── DATA SUPPLIED

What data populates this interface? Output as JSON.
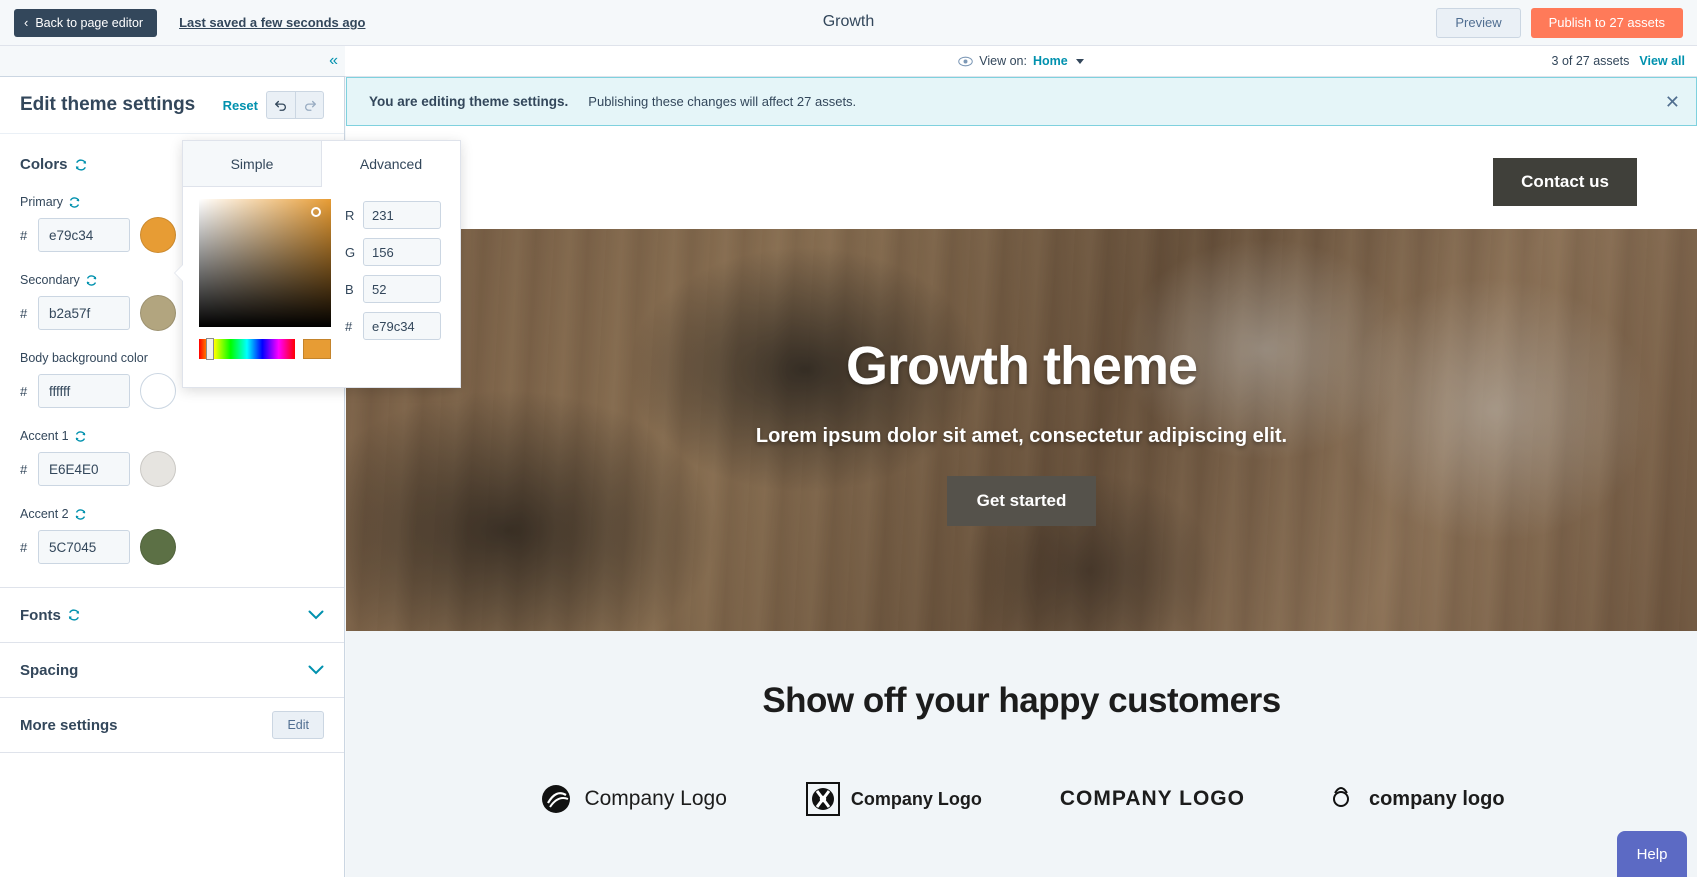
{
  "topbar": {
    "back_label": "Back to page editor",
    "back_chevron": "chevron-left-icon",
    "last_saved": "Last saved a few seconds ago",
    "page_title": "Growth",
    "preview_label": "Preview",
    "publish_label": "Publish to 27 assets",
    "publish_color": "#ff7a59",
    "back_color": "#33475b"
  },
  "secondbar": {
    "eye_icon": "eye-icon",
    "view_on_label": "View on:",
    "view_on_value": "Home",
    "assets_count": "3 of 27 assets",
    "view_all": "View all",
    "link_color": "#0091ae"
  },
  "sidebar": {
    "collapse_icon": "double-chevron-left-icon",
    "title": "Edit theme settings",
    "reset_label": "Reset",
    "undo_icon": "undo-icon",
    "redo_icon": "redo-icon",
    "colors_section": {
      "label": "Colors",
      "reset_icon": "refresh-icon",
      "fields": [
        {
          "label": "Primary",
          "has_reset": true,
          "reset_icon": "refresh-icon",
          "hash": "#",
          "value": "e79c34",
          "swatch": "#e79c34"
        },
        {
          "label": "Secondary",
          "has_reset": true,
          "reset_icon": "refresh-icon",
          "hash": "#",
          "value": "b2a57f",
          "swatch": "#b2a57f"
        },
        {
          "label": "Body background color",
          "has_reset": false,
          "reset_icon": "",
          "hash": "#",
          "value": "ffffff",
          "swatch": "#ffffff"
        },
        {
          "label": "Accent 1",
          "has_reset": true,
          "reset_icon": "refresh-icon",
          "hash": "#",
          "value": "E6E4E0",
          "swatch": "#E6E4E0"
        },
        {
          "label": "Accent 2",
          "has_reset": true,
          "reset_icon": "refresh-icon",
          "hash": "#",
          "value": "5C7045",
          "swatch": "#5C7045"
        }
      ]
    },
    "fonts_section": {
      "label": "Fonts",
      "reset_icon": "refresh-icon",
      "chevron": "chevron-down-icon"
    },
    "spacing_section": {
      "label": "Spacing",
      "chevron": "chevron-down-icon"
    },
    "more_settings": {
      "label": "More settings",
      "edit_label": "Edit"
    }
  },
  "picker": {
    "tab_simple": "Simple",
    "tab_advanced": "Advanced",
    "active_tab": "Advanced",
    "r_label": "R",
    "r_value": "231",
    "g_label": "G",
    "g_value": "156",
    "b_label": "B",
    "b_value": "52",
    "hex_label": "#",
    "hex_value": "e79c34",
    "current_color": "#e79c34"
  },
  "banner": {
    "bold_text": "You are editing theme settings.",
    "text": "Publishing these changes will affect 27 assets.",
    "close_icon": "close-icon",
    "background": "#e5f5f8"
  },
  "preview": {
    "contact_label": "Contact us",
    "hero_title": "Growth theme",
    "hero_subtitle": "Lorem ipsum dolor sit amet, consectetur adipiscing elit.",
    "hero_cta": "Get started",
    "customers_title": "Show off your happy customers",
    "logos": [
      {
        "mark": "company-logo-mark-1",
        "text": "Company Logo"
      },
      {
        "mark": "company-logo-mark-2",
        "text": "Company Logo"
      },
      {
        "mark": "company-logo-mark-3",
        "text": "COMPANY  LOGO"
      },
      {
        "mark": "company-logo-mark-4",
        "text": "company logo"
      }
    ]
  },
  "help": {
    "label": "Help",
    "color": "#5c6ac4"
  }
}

────

Look through the data above. Find each line with the string "left" and copy it.

    "back_chevron": "chevron-left-icon",
    "collapse_icon": "double-chevron-left-icon",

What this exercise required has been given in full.